REQUIREMENT: Omit the pictures from the entries below and retype everything else exactly.

LISTED ENTRIES:
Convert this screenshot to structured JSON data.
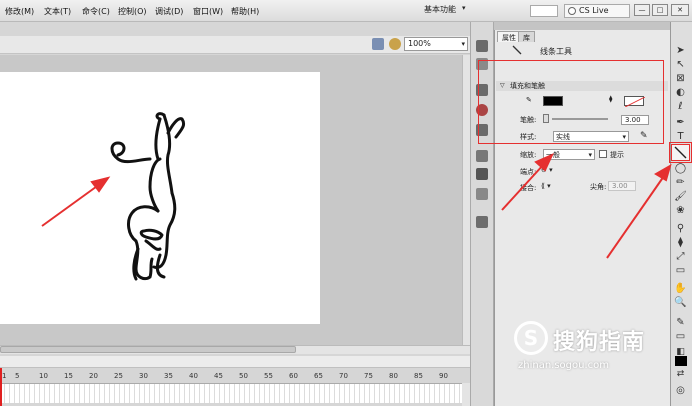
{
  "menu": {
    "items": [
      "修改(M)",
      "文本(T)",
      "命令(C)",
      "控制(O)",
      "调试(D)",
      "窗口(W)",
      "帮助(H)"
    ],
    "workspace": "基本功能",
    "cs_live": "CS Live"
  },
  "window_buttons": {
    "min": "—",
    "max": "□",
    "close": "✕"
  },
  "edit_bar": {
    "zoom": "100%"
  },
  "timeline": {
    "frame_numbers": [
      "1",
      "5",
      "10",
      "15",
      "20",
      "25",
      "30",
      "35",
      "40",
      "45",
      "50",
      "55",
      "60",
      "65",
      "70",
      "75",
      "80",
      "85",
      "90"
    ]
  },
  "panel": {
    "tabs": [
      "属性",
      "库"
    ],
    "tool_name": "线条工具",
    "section": "填充和笔触",
    "stroke_label": "笔触:",
    "stroke_value": "3.00",
    "style_label": "样式:",
    "style_value": "实线",
    "scale_label": "缩放:",
    "scale_value": "一般",
    "hint_label": "提示",
    "cap_label": "端点:",
    "join_label": "接合:",
    "miter_label": "尖角:",
    "miter_value": "3.00",
    "stroke_color": "#000000",
    "fill_color": "#ffffff"
  },
  "watermark": {
    "symbol": "S",
    "text": "搜狗指南",
    "url": "zhinan.sogou.com"
  },
  "colors": {
    "annotation": "#e53030"
  }
}
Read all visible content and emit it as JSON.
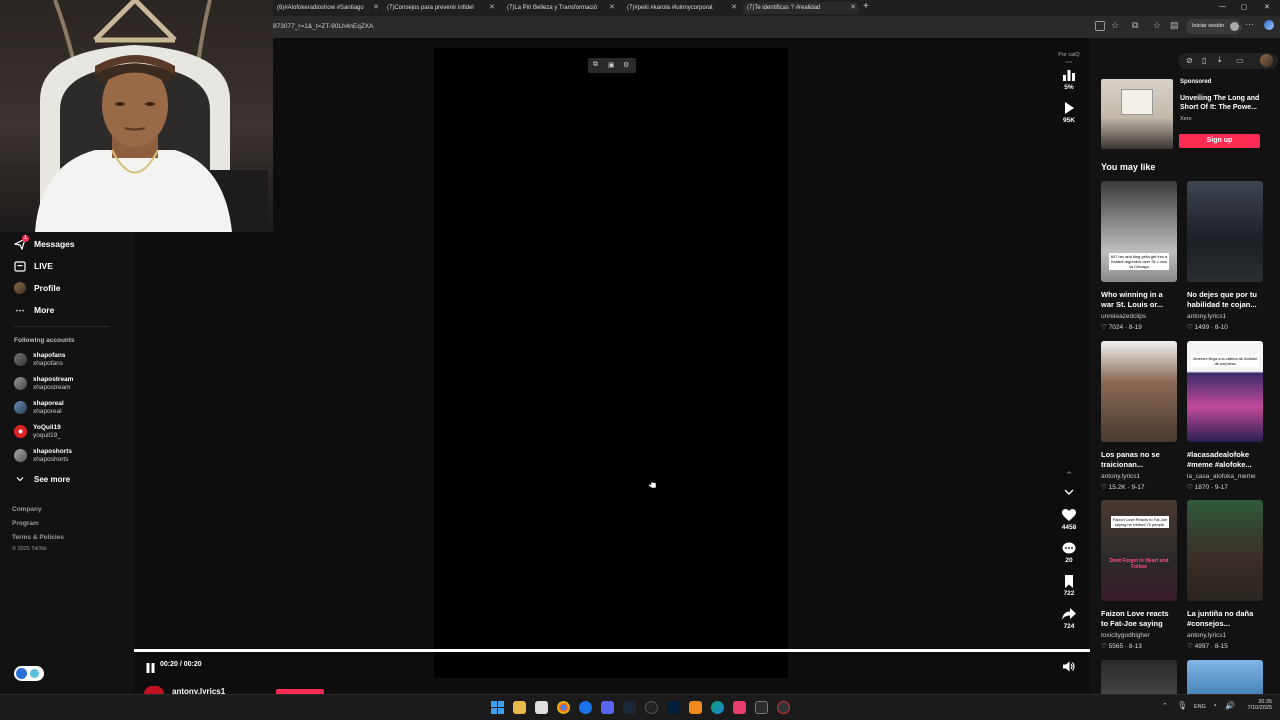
{
  "browser": {
    "tabs": [
      {
        "label": "(6)#Alofokeradioshow #Santiago"
      },
      {
        "label": "(7)Consejos para prevenir infidel"
      },
      {
        "label": "(7)La Piri Belleza y Transformació"
      },
      {
        "label": "(7)#peki #karola #luinnycorporat"
      },
      {
        "label": "(7)Te identificas ? #realidad"
      }
    ],
    "url": "873077_r=1&_t=ZT-90Lh4nEqZXA",
    "signin_label": "Iniciar sesión",
    "window_controls": [
      "—",
      "▢",
      "✕"
    ]
  },
  "sidebar": {
    "nav": [
      {
        "label": "Messages",
        "icon": "paper-plane-icon",
        "badge": "1"
      },
      {
        "label": "LIVE",
        "icon": "live-tv-icon"
      },
      {
        "label": "Profile",
        "icon": "profile-avatar-icon"
      },
      {
        "label": "More",
        "icon": "ellipsis-icon"
      }
    ],
    "following_title": "Following accounts",
    "accounts": [
      {
        "name": "xhapofans",
        "handle": "xhapofans"
      },
      {
        "name": "xhapostream",
        "handle": "xhapostream"
      },
      {
        "name": "xhaporeal",
        "handle": "xhaporeal"
      },
      {
        "name": "YoQuil19",
        "handle": "yoquil19_"
      },
      {
        "name": "xhaposhorts",
        "handle": "xhaposhorts"
      }
    ],
    "see_more": "See more",
    "footer": [
      "Company",
      "Program",
      "Terms & Policies",
      "© 2025 TikTok"
    ]
  },
  "player": {
    "quality_label": "Por calQ",
    "percent": "5%",
    "plays": "95K",
    "likes": "4458",
    "comments": "20",
    "saves": "722",
    "shares": "724",
    "time": "00:20 / 00:20",
    "progress": 1.0,
    "author": "antony.lyrics1"
  },
  "sponsored": {
    "tag": "Sponsored",
    "title": "Unveiling The Long and Short Of It: The Powe...",
    "brand": "Xero",
    "cta": "Sign up"
  },
  "you_may_like": {
    "heading": "You may like",
    "cards": [
      {
        "title": "Who winning in a war St. Louis or...",
        "author": "unreleazedclips",
        "likes": "7024",
        "date": "8-19",
        "overlay": "607.rec and king yella get into a heated argument over St. Louis vs Chicago"
      },
      {
        "title": "No dejes que por tu habilidad te cojan...",
        "author": "antony.lyrics1",
        "likes": "1499",
        "date": "8-10",
        "overlay": ""
      },
      {
        "title": "Los panas no se traicionan...",
        "author": "antony.lyrics1",
        "likes": "15.2K",
        "date": "9-17",
        "overlay": ""
      },
      {
        "title": "#lacasadealofoke #meme #alofoke...",
        "author": "la_casa_alofoka_meme",
        "likes": "1870",
        "date": "9-17",
        "overlay": "Jimenez llega a la cabina de Alofoke de sorpresa"
      },
      {
        "title": "Faizon Love reacts to Fat-Joe saying he...",
        "author": "toxicitygodhigher",
        "likes": "5565",
        "date": "8-13",
        "overlay": "Faizon Love Reacts to Fat-Joe saying he robbed 70 people."
      },
      {
        "title": "La juntiña no daña #consejos...",
        "author": "antony.lyrics1",
        "likes": "4997",
        "date": "8-15",
        "overlay": ""
      }
    ],
    "follow_overlay": "Dont Forget to Heart and Follow"
  },
  "taskbar": {
    "lang": "ENG",
    "time": "20:35",
    "date": "7/10/2025"
  }
}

RESPONSE:
Convert this screenshot to structured JSON data.
{
  "menu": {
    "items": [
      "修改(M)",
      "文本(T)",
      "命令(C)",
      "控制(O)",
      "调试(D)",
      "窗口(W)",
      "帮助(H)"
    ],
    "workspace": "基本功能",
    "cs_live": "CS Live"
  },
  "window_buttons": {
    "min": "—",
    "max": "□",
    "close": "✕"
  },
  "edit_bar": {
    "zoom": "100%"
  },
  "timeline": {
    "frame_numbers": [
      "1",
      "5",
      "10",
      "15",
      "20",
      "25",
      "30",
      "35",
      "40",
      "45",
      "50",
      "55",
      "60",
      "65",
      "70",
      "75",
      "80",
      "85",
      "90"
    ]
  },
  "panel": {
    "tabs": [
      "属性",
      "库"
    ],
    "tool_name": "线条工具",
    "section": "填充和笔触",
    "stroke_label": "笔触:",
    "stroke_value": "3.00",
    "style_label": "样式:",
    "style_value": "实线",
    "scale_label": "缩放:",
    "scale_value": "一般",
    "hint_label": "提示",
    "cap_label": "端点:",
    "join_label": "接合:",
    "miter_label": "尖角:",
    "miter_value": "3.00",
    "stroke_color": "#000000",
    "fill_color": "#ffffff"
  },
  "watermark": {
    "symbol": "S",
    "text": "搜狗指南",
    "url": "zhinan.sogou.com"
  },
  "colors": {
    "annotation": "#e53030"
  }
}
Read all visible content and emit it as JSON.
{
  "browser": {
    "tabs": [
      {
        "label": "(6)#Alofokeradioshow #Santiago"
      },
      {
        "label": "(7)Consejos para prevenir infidel"
      },
      {
        "label": "(7)La Piri Belleza y Transformació"
      },
      {
        "label": "(7)#peki #karola #luinnycorporat"
      },
      {
        "label": "(7)Te identificas ? #realidad"
      }
    ],
    "url": "873077_r=1&_t=ZT-90Lh4nEqZXA",
    "signin_label": "Iniciar sesión",
    "window_controls": [
      "—",
      "▢",
      "✕"
    ]
  },
  "sidebar": {
    "nav": [
      {
        "label": "Messages",
        "icon": "paper-plane-icon",
        "badge": "1"
      },
      {
        "label": "LIVE",
        "icon": "live-tv-icon"
      },
      {
        "label": "Profile",
        "icon": "profile-avatar-icon"
      },
      {
        "label": "More",
        "icon": "ellipsis-icon"
      }
    ],
    "following_title": "Following accounts",
    "accounts": [
      {
        "name": "xhapofans",
        "handle": "xhapofans"
      },
      {
        "name": "xhapostream",
        "handle": "xhapostream"
      },
      {
        "name": "xhaporeal",
        "handle": "xhaporeal"
      },
      {
        "name": "YoQuil19",
        "handle": "yoquil19_"
      },
      {
        "name": "xhaposhorts",
        "handle": "xhaposhorts"
      }
    ],
    "see_more": "See more",
    "footer": [
      "Company",
      "Program",
      "Terms & Policies",
      "© 2025 TikTok"
    ]
  },
  "player": {
    "quality_label": "Por calQ",
    "percent": "5%",
    "plays": "95K",
    "likes": "4458",
    "comments": "20",
    "saves": "722",
    "shares": "724",
    "time": "00:20 / 00:20",
    "progress": 1.0,
    "author": "antony.lyrics1"
  },
  "sponsored": {
    "tag": "Sponsored",
    "title": "Unveiling The Long and Short Of It: The Powe...",
    "brand": "Xero",
    "cta": "Sign up"
  },
  "you_may_like": {
    "heading": "You may like",
    "cards": [
      {
        "title": "Who winning in a war St. Louis or...",
        "author": "unreleazedclips",
        "likes": "7024",
        "date": "8-19",
        "overlay": "607.rec and king yella get into a heated argument over St. Louis vs Chicago"
      },
      {
        "title": "No dejes que por tu habilidad te cojan...",
        "author": "antony.lyrics1",
        "likes": "1499",
        "date": "8-10",
        "overlay": ""
      },
      {
        "title": "Los panas no se traicionan...",
        "author": "antony.lyrics1",
        "likes": "15.2K",
        "date": "9-17",
        "overlay": ""
      },
      {
        "title": "#lacasadealofoke #meme #alofoke...",
        "author": "la_casa_alofoka_meme",
        "likes": "1870",
        "date": "9-17",
        "overlay": "Jimenez llega a la cabina de Alofoke de sorpresa"
      },
      {
        "title": "Faizon Love reacts to Fat-Joe saying he...",
        "author": "toxicitygodhigher",
        "likes": "5565",
        "date": "8-13",
        "overlay": "Faizon Love Reacts to Fat-Joe saying he robbed 70 people."
      },
      {
        "title": "La juntiña no daña #consejos...",
        "author": "antony.lyrics1",
        "likes": "4997",
        "date": "8-15",
        "overlay": ""
      }
    ],
    "follow_overlay": "Dont Forget to Heart and Follow"
  },
  "taskbar": {
    "lang": "ENG",
    "time": "20:35",
    "date": "7/10/2025"
  }
}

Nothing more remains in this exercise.